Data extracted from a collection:
——

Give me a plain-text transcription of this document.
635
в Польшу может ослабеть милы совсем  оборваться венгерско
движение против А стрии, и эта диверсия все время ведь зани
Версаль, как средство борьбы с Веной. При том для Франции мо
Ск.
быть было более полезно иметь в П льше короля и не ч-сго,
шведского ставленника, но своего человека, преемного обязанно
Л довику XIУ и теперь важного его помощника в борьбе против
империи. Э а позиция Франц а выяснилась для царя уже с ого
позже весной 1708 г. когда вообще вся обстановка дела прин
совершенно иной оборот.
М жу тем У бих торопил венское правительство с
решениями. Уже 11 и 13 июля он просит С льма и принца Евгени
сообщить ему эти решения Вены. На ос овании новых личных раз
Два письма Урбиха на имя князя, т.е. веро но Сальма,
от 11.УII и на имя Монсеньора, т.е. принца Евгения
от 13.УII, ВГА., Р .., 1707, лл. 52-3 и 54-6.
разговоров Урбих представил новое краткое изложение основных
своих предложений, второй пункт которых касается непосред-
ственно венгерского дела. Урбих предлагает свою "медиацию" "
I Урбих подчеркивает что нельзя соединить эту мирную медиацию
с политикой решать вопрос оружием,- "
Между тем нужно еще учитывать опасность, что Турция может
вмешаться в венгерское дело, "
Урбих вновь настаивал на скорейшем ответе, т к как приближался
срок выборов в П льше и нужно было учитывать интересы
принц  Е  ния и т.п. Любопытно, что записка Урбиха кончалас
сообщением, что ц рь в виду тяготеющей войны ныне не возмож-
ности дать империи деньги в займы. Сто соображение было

——

**TASK TO COMPLETE:** Select every line where the word "дела" occurs.

**RESULT FOR THIS TASK:**
позже весной 1708 г. когда вообще вся обстановка дела прин
ственно венгерского дела. Урбих предлагает свою "медиацию" "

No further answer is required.